» Task
Reproduce the material in full, exactly as written.

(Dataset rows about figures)

------------------------------------------------------------------------

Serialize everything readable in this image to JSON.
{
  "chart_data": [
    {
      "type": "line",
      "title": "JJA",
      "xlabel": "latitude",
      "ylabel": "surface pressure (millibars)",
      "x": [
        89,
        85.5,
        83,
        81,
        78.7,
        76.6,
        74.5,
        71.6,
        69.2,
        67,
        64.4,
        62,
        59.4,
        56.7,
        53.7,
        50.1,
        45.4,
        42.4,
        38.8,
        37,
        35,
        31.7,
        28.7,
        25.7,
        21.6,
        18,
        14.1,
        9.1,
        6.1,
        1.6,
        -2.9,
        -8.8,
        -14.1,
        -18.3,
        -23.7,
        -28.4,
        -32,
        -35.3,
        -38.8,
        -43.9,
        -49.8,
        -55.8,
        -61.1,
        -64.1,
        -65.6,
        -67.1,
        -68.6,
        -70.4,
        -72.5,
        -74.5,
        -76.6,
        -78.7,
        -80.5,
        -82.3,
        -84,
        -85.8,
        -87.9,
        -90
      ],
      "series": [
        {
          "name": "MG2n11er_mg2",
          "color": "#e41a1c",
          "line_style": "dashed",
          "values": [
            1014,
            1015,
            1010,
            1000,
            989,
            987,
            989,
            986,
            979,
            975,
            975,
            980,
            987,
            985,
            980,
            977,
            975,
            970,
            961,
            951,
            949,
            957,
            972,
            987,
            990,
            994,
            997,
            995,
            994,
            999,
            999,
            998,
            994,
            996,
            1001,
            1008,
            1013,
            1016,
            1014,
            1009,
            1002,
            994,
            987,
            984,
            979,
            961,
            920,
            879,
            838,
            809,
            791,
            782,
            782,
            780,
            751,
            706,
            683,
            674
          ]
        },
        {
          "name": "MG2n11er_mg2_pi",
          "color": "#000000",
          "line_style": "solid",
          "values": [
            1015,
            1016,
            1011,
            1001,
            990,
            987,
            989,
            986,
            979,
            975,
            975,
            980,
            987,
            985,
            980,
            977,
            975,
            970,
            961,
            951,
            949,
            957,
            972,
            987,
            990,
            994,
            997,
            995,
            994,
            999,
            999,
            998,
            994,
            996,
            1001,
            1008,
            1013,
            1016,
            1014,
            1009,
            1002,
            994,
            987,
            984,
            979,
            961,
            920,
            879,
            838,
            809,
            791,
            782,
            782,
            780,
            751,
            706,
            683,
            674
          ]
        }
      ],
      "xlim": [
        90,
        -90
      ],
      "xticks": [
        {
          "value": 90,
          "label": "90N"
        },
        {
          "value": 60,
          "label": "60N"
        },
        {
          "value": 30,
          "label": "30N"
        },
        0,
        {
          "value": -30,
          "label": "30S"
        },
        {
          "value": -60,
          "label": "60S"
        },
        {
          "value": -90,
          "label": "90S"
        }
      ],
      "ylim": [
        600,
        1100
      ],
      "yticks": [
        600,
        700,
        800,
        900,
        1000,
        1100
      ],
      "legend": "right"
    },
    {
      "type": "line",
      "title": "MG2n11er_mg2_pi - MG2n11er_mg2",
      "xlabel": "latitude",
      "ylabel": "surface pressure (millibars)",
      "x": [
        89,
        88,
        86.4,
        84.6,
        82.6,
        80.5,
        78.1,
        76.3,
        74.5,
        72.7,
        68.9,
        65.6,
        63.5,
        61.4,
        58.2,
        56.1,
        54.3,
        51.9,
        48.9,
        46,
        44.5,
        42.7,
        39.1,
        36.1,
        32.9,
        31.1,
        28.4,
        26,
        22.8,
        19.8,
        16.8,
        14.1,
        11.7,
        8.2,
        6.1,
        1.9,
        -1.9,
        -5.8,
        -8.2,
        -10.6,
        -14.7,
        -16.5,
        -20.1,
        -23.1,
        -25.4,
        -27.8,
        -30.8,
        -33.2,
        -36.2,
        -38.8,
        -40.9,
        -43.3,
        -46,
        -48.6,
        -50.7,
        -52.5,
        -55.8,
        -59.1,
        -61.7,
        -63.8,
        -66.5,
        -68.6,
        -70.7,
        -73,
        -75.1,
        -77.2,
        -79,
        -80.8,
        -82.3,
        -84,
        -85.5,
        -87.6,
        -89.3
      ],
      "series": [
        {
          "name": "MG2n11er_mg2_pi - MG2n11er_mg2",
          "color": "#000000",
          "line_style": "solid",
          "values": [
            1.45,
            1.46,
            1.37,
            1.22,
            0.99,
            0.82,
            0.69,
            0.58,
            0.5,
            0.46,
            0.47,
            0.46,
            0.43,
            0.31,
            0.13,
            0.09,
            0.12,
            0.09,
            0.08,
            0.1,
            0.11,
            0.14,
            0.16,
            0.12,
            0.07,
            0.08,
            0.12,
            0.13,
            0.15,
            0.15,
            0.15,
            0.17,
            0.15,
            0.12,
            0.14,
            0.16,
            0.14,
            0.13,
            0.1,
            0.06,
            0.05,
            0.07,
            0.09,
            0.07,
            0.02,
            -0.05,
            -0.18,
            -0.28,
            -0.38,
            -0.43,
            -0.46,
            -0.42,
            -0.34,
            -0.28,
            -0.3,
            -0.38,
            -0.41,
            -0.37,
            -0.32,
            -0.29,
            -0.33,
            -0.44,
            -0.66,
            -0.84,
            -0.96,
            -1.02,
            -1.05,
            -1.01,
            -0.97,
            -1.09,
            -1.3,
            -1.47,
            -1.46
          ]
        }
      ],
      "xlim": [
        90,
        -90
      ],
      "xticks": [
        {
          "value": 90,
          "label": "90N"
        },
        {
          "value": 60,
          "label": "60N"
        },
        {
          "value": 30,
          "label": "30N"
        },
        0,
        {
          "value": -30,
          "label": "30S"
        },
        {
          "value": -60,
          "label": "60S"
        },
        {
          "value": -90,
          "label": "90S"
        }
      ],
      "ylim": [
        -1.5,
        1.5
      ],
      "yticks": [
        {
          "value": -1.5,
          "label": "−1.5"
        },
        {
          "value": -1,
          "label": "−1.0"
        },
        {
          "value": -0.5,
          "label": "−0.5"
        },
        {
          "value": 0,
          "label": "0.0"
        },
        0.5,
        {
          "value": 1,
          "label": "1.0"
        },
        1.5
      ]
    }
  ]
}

------------------------------------------------------------------------

» Task solution
Serialize everything readable in this image to JSON.
{
  "chart_data": [
    {
      "type": "line",
      "title": "JJA",
      "xlabel": "latitude",
      "ylabel": "surface pressure (millibars)",
      "x": [
        89,
        85.5,
        83,
        81,
        78.7,
        76.6,
        74.5,
        71.6,
        69.2,
        67,
        64.4,
        62,
        59.4,
        56.7,
        53.7,
        50.1,
        45.4,
        42.4,
        38.8,
        37,
        35,
        31.7,
        28.7,
        25.7,
        21.6,
        18,
        14.1,
        9.1,
        6.1,
        1.6,
        -2.9,
        -8.8,
        -14.1,
        -18.3,
        -23.7,
        -28.4,
        -32,
        -35.3,
        -38.8,
        -43.9,
        -49.8,
        -55.8,
        -61.1,
        -64.1,
        -65.6,
        -67.1,
        -68.6,
        -70.4,
        -72.5,
        -74.5,
        -76.6,
        -78.7,
        -80.5,
        -82.3,
        -84,
        -85.8,
        -87.9,
        -90
      ],
      "series": [
        {
          "name": "MG2n11er_mg2",
          "color": "#e41a1c",
          "line_style": "dashed",
          "values": [
            1014,
            1015,
            1010,
            1000,
            989,
            987,
            989,
            986,
            979,
            975,
            975,
            980,
            987,
            985,
            980,
            977,
            975,
            970,
            961,
            951,
            949,
            957,
            972,
            987,
            990,
            994,
            997,
            995,
            994,
            999,
            999,
            998,
            994,
            996,
            1001,
            1008,
            1013,
            1016,
            1014,
            1009,
            1002,
            994,
            987,
            984,
            979,
            961,
            920,
            879,
            838,
            809,
            791,
            782,
            782,
            780,
            751,
            706,
            683,
            674
          ]
        },
        {
          "name": "MG2n11er_mg2_pi",
          "color": "#000000",
          "line_style": "solid",
          "values": [
            1015,
            1016,
            1011,
            1001,
            990,
            987,
            989,
            986,
            979,
            975,
            975,
            980,
            987,
            985,
            980,
            977,
            975,
            970,
            961,
            951,
            949,
            957,
            972,
            987,
            990,
            994,
            997,
            995,
            994,
            999,
            999,
            998,
            994,
            996,
            1001,
            1008,
            1013,
            1016,
            1014,
            1009,
            1002,
            994,
            987,
            984,
            979,
            961,
            920,
            879,
            838,
            809,
            791,
            782,
            782,
            780,
            751,
            706,
            683,
            674
          ]
        }
      ],
      "xlim": [
        90,
        -90
      ],
      "xticks": [
        {
          "value": 90,
          "label": "90N"
        },
        {
          "value": 60,
          "label": "60N"
        },
        {
          "value": 30,
          "label": "30N"
        },
        0,
        {
          "value": -30,
          "label": "30S"
        },
        {
          "value": -60,
          "label": "60S"
        },
        {
          "value": -90,
          "label": "90S"
        }
      ],
      "ylim": [
        600,
        1100
      ],
      "yticks": [
        600,
        700,
        800,
        900,
        1000,
        1100
      ],
      "legend": "right"
    },
    {
      "type": "line",
      "title": "MG2n11er_mg2_pi - MG2n11er_mg2",
      "xlabel": "latitude",
      "ylabel": "surface pressure (millibars)",
      "x": [
        89,
        88,
        86.4,
        84.6,
        82.6,
        80.5,
        78.1,
        76.3,
        74.5,
        72.7,
        68.9,
        65.6,
        63.5,
        61.4,
        58.2,
        56.1,
        54.3,
        51.9,
        48.9,
        46,
        44.5,
        42.7,
        39.1,
        36.1,
        32.9,
        31.1,
        28.4,
        26,
        22.8,
        19.8,
        16.8,
        14.1,
        11.7,
        8.2,
        6.1,
        1.9,
        -1.9,
        -5.8,
        -8.2,
        -10.6,
        -14.7,
        -16.5,
        -20.1,
        -23.1,
        -25.4,
        -27.8,
        -30.8,
        -33.2,
        -36.2,
        -38.8,
        -40.9,
        -43.3,
        -46,
        -48.6,
        -50.7,
        -52.5,
        -55.8,
        -59.1,
        -61.7,
        -63.8,
        -66.5,
        -68.6,
        -70.7,
        -73,
        -75.1,
        -77.2,
        -79,
        -80.8,
        -82.3,
        -84,
        -85.5,
        -87.6,
        -89.3
      ],
      "series": [
        {
          "name": "MG2n11er_mg2_pi - MG2n11er_mg2",
          "color": "#000000",
          "line_style": "solid",
          "values": [
            1.45,
            1.46,
            1.37,
            1.22,
            0.99,
            0.82,
            0.69,
            0.58,
            0.5,
            0.46,
            0.47,
            0.46,
            0.43,
            0.31,
            0.13,
            0.09,
            0.12,
            0.09,
            0.08,
            0.1,
            0.11,
            0.14,
            0.16,
            0.12,
            0.07,
            0.08,
            0.12,
            0.13,
            0.15,
            0.15,
            0.15,
            0.17,
            0.15,
            0.12,
            0.14,
            0.16,
            0.14,
            0.13,
            0.1,
            0.06,
            0.05,
            0.07,
            0.09,
            0.07,
            0.02,
            -0.05,
            -0.18,
            -0.28,
            -0.38,
            -0.43,
            -0.46,
            -0.42,
            -0.34,
            -0.28,
            -0.3,
            -0.38,
            -0.41,
            -0.37,
            -0.32,
            -0.29,
            -0.33,
            -0.44,
            -0.66,
            -0.84,
            -0.96,
            -1.02,
            -1.05,
            -1.01,
            -0.97,
            -1.09,
            -1.3,
            -1.47,
            -1.46
          ]
        }
      ],
      "xlim": [
        90,
        -90
      ],
      "xticks": [
        {
          "value": 90,
          "label": "90N"
        },
        {
          "value": 60,
          "label": "60N"
        },
        {
          "value": 30,
          "label": "30N"
        },
        0,
        {
          "value": -30,
          "label": "30S"
        },
        {
          "value": -60,
          "label": "60S"
        },
        {
          "value": -90,
          "label": "90S"
        }
      ],
      "ylim": [
        -1.5,
        1.5
      ],
      "yticks": [
        {
          "value": -1.5,
          "label": "−1.5"
        },
        {
          "value": -1,
          "label": "−1.0"
        },
        {
          "value": -0.5,
          "label": "−0.5"
        },
        {
          "value": 0,
          "label": "0.0"
        },
        0.5,
        {
          "value": 1,
          "label": "1.0"
        },
        1.5
      ]
    }
  ]
}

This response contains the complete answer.